### THE DATA

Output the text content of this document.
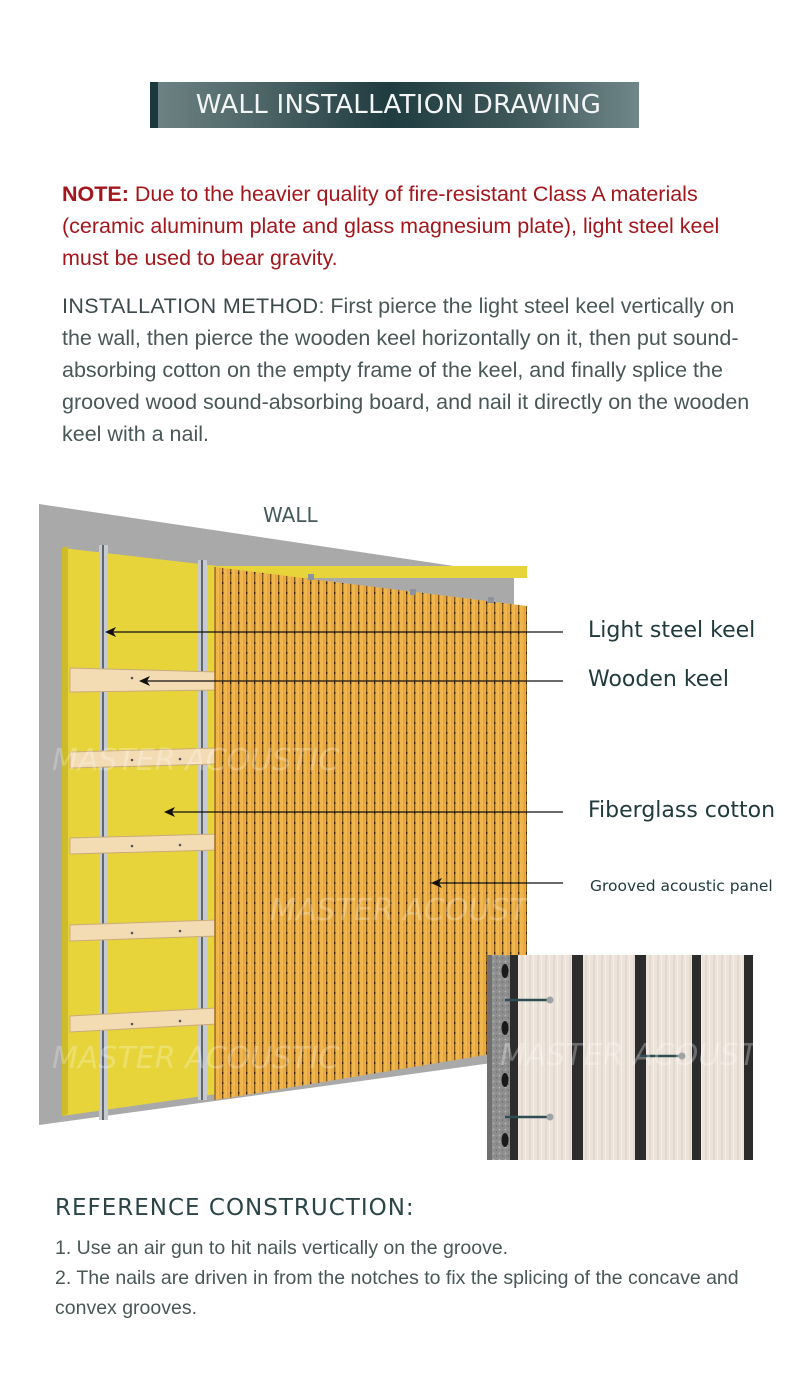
WALL INSTALLATION DRAWING
NOTE: Due to the heavier quality of fire-resistant Class A materials (ceramic aluminum plate and glass magnesium plate), light steel keel must be used to bear gravity.
INSTALLATION METHOD: First pierce the light steel keel vertically on the wall, then pierce the wooden keel horizontally on it, then put sound-absorbing cotton on the empty frame of the keel, and finally splice the grooved wood sound-absorbing board, and nail it directly on the wooden keel with a nail.
MASTER ACOUSTIC
MASTER ACOUSTIC
MASTER ACOUSTIC	MASTER ACOUSTIC
WALL
Light steel keel
Wooden keel
Fiberglass cotton
Grooved acoustic panel
REFERENCE CONSTRUCTION:
1. Use an air gun to hit nails vertically on the groove.
2. The nails are driven in from the notches to fix the splicing of the concave and convex grooves.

######

# WHAT TO DO
Transcribe the full listing above exactly, with the images removed.

# ANSWER TO THE EXERCISE
Output the text content of this document.
WALL INSTALLATION DRAWING
NOTE: Due to the heavier quality of fire-resistant Class A materials (ceramic aluminum plate and glass magnesium plate), light steel keel must be used to bear gravity.
INSTALLATION METHOD: First pierce the light steel keel vertically on the wall, then pierce the wooden keel horizontally on it, then put sound-absorbing cotton on the empty frame of the keel, and finally splice the grooved wood sound-absorbing board, and nail it directly on the wooden keel with a nail.
MASTER ACOUSTIC
MASTER ACOUSTIC
MASTER ACOUSTIC	MASTER ACOUSTIC
WALL
Light steel keel
Wooden keel
Fiberglass cotton
Grooved acoustic panel
REFERENCE CONSTRUCTION:
1. Use an air gun to hit nails vertically on the groove.
2. The nails are driven in from the notches to fix the splicing of the concave and convex grooves.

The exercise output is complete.